Copy every line from the material below that holds "counts".

.....

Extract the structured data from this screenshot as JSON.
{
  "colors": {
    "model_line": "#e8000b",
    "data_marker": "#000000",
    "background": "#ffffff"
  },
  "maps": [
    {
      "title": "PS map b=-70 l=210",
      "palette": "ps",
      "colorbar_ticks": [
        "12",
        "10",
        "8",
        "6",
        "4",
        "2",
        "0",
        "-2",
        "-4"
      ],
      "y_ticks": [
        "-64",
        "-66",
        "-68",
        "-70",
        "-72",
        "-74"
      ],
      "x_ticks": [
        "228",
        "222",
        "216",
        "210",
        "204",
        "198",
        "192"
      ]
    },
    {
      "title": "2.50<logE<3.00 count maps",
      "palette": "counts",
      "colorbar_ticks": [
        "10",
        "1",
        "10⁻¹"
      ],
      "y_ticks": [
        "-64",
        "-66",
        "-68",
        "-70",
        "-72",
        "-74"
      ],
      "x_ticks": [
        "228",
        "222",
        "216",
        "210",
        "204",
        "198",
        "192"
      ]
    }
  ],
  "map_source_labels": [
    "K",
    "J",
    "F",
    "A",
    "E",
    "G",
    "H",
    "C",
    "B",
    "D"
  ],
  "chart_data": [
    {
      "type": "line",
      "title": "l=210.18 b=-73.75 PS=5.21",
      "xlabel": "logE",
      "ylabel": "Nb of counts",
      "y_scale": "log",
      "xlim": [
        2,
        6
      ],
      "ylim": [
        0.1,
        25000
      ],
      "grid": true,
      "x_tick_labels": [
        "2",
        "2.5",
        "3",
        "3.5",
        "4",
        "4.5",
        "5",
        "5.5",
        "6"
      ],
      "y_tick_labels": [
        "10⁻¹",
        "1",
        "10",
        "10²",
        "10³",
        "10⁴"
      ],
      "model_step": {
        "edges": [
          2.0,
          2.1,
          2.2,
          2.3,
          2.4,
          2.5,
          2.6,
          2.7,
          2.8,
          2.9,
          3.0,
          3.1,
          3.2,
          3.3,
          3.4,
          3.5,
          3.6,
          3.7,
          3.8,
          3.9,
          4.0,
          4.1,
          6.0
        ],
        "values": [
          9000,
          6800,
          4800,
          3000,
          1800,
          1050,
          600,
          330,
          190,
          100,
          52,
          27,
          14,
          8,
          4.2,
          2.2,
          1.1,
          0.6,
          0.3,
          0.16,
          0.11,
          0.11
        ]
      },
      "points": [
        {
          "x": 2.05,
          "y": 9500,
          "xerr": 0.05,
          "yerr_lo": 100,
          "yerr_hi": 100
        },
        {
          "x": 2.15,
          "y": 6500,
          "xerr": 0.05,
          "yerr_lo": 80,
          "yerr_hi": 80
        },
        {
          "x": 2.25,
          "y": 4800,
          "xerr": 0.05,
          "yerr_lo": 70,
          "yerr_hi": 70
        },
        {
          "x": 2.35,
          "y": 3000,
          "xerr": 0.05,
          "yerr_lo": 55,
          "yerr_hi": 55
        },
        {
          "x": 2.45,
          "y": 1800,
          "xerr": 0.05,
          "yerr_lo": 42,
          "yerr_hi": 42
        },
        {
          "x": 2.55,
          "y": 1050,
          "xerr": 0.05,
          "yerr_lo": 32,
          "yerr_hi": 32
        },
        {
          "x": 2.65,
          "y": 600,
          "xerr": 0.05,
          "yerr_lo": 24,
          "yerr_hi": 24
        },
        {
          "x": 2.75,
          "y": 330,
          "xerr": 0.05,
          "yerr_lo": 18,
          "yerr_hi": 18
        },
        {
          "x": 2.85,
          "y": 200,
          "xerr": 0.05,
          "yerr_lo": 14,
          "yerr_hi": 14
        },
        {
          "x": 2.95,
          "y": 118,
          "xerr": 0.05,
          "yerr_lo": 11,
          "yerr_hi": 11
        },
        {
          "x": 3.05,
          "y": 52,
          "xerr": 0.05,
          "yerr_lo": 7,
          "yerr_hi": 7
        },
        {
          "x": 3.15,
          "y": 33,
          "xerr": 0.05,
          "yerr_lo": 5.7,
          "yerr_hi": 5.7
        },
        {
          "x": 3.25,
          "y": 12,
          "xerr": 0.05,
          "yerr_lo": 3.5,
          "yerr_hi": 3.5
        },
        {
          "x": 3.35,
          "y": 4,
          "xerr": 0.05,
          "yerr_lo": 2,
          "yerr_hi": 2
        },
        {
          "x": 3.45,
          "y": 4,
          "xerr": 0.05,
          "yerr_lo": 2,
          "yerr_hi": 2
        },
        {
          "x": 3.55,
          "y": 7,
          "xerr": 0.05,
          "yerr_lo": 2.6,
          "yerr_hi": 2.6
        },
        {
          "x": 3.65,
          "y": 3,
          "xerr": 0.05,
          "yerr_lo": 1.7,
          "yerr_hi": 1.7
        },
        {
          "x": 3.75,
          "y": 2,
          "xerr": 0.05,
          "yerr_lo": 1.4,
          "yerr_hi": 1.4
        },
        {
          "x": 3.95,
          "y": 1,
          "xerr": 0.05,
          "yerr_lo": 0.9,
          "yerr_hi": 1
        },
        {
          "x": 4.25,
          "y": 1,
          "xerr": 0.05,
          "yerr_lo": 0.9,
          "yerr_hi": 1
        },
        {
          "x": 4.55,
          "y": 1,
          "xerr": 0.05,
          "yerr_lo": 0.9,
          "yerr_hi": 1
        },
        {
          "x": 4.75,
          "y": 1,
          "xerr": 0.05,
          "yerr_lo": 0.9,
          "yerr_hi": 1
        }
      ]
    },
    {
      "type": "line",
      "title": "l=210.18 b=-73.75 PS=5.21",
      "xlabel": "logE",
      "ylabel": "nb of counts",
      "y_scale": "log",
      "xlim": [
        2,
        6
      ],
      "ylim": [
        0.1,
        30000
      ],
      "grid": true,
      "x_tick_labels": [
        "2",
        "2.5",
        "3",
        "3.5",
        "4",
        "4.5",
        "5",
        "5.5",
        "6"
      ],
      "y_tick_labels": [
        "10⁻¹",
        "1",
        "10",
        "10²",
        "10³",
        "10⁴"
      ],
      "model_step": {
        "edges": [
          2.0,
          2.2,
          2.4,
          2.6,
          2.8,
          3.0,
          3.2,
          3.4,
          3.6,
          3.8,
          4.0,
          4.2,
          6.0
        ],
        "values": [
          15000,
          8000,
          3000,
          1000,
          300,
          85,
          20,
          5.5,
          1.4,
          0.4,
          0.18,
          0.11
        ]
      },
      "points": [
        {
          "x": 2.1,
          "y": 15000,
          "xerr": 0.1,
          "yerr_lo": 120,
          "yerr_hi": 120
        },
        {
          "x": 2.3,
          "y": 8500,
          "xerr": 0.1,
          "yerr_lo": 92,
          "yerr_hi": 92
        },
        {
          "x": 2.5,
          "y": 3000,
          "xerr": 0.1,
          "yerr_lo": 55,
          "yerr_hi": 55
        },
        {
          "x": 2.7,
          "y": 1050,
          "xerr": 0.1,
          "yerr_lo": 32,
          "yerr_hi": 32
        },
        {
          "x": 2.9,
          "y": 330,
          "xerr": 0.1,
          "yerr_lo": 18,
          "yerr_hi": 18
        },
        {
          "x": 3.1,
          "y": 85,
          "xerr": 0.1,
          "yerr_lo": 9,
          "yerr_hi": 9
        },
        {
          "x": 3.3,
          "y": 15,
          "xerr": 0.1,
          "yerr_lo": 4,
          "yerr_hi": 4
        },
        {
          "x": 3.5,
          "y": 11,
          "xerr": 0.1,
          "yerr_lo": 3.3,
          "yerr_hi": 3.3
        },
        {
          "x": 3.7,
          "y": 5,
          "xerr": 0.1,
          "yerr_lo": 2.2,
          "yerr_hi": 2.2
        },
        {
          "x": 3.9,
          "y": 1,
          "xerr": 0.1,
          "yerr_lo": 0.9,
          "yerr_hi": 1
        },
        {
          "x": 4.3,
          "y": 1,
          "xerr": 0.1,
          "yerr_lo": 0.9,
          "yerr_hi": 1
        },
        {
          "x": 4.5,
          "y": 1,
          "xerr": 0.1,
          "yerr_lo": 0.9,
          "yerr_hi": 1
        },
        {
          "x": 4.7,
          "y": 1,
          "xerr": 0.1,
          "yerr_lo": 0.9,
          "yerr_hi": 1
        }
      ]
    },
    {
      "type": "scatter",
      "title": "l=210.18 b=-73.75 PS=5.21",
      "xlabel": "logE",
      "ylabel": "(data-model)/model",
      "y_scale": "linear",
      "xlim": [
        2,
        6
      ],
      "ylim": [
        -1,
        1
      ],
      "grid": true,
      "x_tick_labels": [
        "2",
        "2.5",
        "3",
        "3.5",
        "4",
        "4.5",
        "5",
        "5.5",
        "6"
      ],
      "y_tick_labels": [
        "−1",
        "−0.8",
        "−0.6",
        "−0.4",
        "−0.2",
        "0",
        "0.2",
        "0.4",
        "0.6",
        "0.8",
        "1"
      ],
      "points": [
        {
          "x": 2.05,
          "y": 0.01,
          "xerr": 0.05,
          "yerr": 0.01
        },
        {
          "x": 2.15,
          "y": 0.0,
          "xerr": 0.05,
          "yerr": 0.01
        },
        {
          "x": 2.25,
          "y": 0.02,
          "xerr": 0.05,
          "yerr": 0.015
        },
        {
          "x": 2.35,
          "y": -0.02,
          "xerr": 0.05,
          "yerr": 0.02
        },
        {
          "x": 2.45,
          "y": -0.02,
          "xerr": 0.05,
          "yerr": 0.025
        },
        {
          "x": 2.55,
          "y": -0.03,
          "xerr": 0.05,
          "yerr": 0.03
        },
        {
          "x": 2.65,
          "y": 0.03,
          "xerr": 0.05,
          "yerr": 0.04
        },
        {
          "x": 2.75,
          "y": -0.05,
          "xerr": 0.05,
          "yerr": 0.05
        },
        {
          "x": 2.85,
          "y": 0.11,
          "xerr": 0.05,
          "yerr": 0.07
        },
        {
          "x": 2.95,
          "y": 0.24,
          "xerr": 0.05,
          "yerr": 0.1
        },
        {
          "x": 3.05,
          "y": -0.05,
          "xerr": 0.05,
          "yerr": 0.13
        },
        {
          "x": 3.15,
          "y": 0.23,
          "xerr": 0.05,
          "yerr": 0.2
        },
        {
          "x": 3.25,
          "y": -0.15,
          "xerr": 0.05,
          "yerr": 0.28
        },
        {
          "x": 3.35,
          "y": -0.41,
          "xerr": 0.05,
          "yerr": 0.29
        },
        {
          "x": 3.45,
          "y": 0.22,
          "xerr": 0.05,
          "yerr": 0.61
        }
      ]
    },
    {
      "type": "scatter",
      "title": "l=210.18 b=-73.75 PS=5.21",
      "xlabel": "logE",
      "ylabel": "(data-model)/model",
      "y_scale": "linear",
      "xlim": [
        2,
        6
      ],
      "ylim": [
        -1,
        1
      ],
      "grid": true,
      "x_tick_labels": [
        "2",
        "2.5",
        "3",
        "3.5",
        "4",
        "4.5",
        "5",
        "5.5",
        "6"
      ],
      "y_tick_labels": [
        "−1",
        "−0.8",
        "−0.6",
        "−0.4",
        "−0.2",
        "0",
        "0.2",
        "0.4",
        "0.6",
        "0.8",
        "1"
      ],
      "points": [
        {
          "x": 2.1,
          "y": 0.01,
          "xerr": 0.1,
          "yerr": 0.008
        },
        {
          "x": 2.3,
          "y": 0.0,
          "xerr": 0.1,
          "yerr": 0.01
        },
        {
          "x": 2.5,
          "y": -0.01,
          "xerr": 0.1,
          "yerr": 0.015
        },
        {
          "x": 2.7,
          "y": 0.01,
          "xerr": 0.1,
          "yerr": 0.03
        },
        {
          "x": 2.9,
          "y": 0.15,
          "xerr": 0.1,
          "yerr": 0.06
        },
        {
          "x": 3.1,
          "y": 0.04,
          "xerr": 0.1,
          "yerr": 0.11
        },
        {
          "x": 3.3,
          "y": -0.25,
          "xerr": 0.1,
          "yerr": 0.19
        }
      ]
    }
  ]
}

.....

- [Task solution]
      "palette": "counts",
      "ylabel": "Nb of counts",
      "ylabel": "nb of counts",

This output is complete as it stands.